WORK TO COMPLETE:
Read the lines below. Copy out any that hold the string "this".
────
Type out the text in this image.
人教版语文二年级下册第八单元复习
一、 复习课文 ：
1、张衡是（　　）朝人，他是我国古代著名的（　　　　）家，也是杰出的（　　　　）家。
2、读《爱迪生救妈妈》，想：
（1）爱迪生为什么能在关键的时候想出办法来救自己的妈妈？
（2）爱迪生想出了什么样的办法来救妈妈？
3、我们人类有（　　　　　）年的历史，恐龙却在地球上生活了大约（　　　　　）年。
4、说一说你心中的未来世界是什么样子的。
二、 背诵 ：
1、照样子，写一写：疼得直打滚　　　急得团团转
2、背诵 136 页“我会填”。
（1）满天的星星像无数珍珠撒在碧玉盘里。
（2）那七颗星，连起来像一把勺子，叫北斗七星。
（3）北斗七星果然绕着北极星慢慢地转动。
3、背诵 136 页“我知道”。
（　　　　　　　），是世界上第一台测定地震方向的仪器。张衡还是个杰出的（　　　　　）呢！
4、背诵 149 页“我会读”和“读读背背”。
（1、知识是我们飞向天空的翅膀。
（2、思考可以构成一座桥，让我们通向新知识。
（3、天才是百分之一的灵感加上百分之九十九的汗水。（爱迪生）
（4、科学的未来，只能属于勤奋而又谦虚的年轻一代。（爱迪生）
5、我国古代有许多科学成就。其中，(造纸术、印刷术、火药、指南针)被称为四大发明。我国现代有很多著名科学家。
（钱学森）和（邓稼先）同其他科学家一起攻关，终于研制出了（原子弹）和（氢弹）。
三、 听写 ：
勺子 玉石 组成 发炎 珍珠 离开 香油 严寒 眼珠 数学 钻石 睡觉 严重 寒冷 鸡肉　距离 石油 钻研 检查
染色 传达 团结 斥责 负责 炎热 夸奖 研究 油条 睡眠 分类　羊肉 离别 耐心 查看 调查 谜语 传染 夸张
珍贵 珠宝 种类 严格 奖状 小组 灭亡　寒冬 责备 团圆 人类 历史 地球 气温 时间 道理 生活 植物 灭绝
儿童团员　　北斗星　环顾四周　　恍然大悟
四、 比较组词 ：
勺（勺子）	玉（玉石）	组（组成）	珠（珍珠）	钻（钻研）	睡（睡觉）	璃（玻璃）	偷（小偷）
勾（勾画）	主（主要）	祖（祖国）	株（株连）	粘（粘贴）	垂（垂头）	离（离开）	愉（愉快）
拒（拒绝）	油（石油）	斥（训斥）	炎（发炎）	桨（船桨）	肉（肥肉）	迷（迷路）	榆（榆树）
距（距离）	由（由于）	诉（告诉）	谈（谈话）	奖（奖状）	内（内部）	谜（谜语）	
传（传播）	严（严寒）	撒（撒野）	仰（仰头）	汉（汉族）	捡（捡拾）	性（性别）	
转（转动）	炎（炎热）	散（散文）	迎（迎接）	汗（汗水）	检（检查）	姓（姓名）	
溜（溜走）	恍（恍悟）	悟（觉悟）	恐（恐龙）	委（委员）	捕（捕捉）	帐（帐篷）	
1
────
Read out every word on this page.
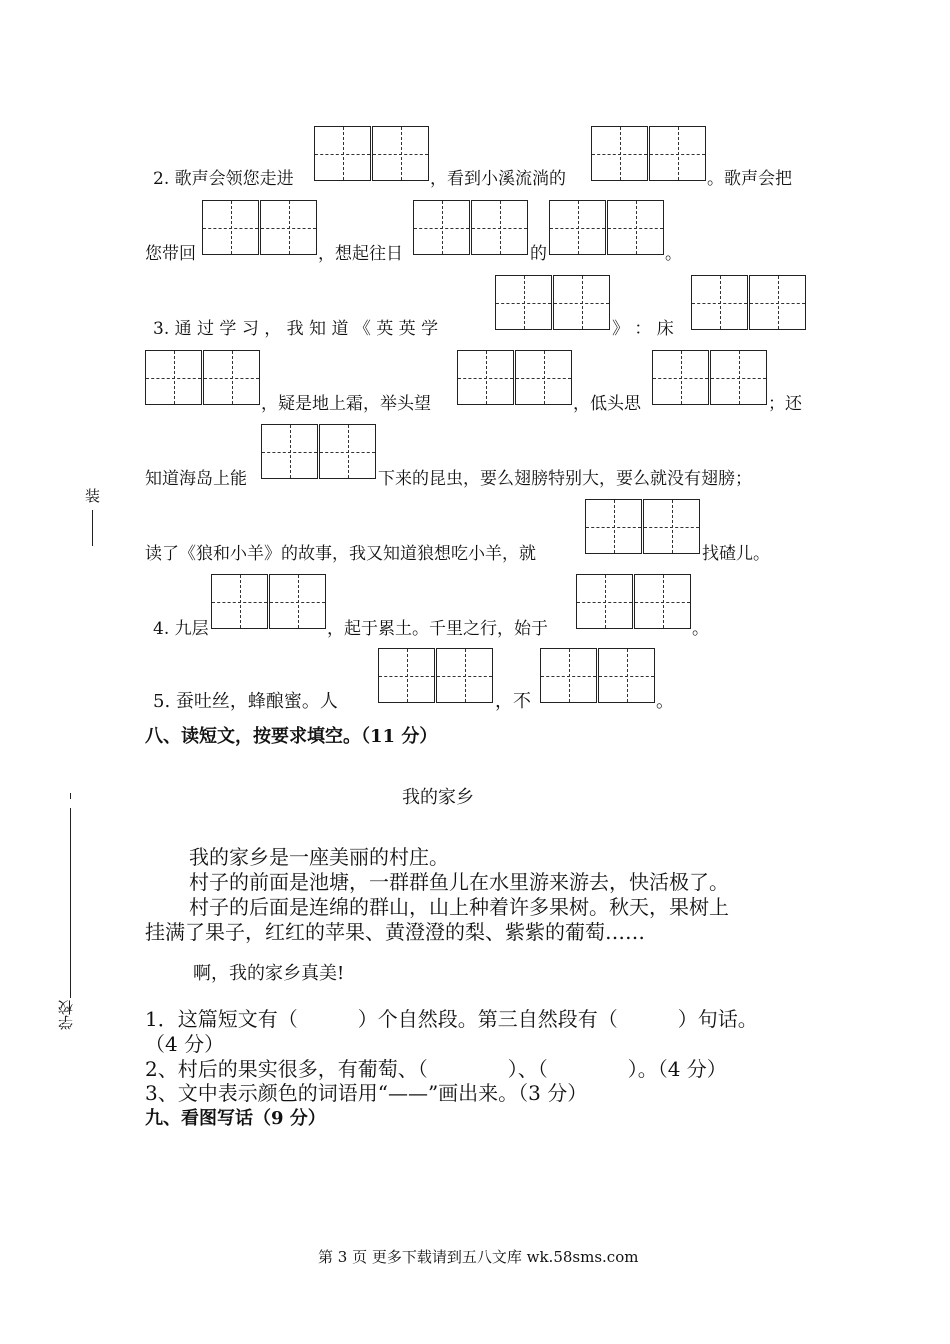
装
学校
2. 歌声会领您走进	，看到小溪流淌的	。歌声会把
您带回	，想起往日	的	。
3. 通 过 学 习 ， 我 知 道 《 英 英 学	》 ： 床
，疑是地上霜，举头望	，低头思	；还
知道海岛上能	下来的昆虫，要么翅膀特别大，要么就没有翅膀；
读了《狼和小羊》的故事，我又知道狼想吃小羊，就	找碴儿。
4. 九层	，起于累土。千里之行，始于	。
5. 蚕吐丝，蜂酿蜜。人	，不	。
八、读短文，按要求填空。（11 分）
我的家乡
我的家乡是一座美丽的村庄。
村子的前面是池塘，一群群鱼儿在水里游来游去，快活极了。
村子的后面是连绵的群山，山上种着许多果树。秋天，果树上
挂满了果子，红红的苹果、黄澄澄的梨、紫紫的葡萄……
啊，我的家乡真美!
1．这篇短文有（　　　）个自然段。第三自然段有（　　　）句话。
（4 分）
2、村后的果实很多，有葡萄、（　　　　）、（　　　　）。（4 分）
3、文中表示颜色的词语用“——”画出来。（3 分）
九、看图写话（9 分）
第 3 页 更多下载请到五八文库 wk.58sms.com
────
PROBLEM SOLUTION:
Type out the text in this image.
Read out every word on this page.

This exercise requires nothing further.